** begin Selection **

I’ve decided that each month I will give a nod toward an established or emerging artist that, for reasons I deem important, I will include in this list. Obviously, given the high number of artists trying to get exposure, I could easily inundate you with names and images. But given that this is a bookmark reference, I’ll leave further investigation up to you. So moving past abstract expressionism toward minimalism to an artist whose goal was “to make paintings in which pictorial force came from materiality, not from symbolic meaning,” here is a link to a post-war American painter and sculptor, Frank Stella.

Hillwood Museum: Deco Japan

Deco Japan
Songbook for “Song of the Milky Way.” 1931, Color lithograph, ink on paper. Courtesy of The Levenson Collection.

The art Deco movement imbued Japanese art and design from the ’20s to ’40s, following the Great Kantō earthquake. Deco Japan, on display at the Hillwood Museum in Washington, DC, until January 1, 2017, brings this influential movement to the United States. In this first show of its kind outside of Japan, the art deco influence is evident in everything from matchbooks and furniture to “images of tipsy Japanese women wearing flapper dresses and puffing imported cigarettes.” If you can’t make it to the show, you can read this feature from Hyperallergic.

Van Gogh’s “Lost” Sketchbook

“The Van Gogh Museum in Amsterdam and two renowned experts on the Dutch artist are at loggerheads over whether a ‘lost’ sketchbook from his legendary stay in the French city of Arles is genuine.” MSN news has published a great article to bring all you Van Gogh aficionados up to speed on the controversy over a sketchbook.

** end Selection **
** begin Data **

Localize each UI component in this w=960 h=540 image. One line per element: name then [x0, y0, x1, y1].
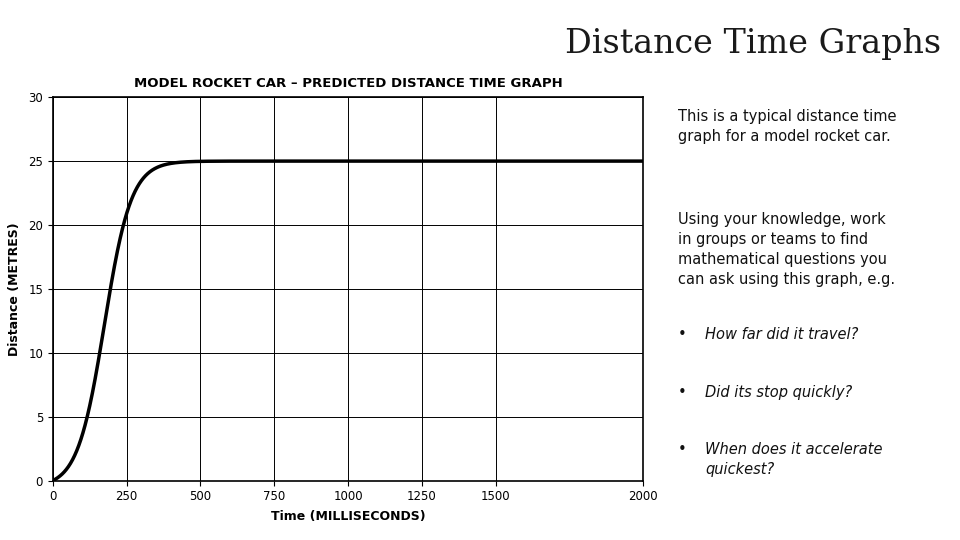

** end Data **

▶ **Required actions**
1. Reproduce the passage of the art roundup between "Hillwood Museum: Deco Japan" and "read this feature from Hyperallergic.", inclusive, word for word.
2. According to the art roundup, until what date is Deco Japan on display at the Hillwood Museum?

▶ **Solutions to the tasks**
1.
Hillwood Museum: Deco Japan

Deco Japan
Songbook for “Song of the Milky Way.” 1931, Color lithograph, ink on paper. Courtesy of The Levenson Collection.

The art Deco movement imbued Japanese art and design from the ’20s to ’40s, following the Great Kantō earthquake. Deco Japan, on display at the Hillwood Museum in Washington, DC, until January 1, 2017, brings this influential movement to the United States. In this first show of its kind outside of Japan, the art deco influence is evident in everything from matchbooks and furniture to “images of tipsy Japanese women wearing flapper dresses and puffing imported cigarettes.” If you can’t make it to the show, you can read this feature from Hyperallergic.

2. January 1, 2017.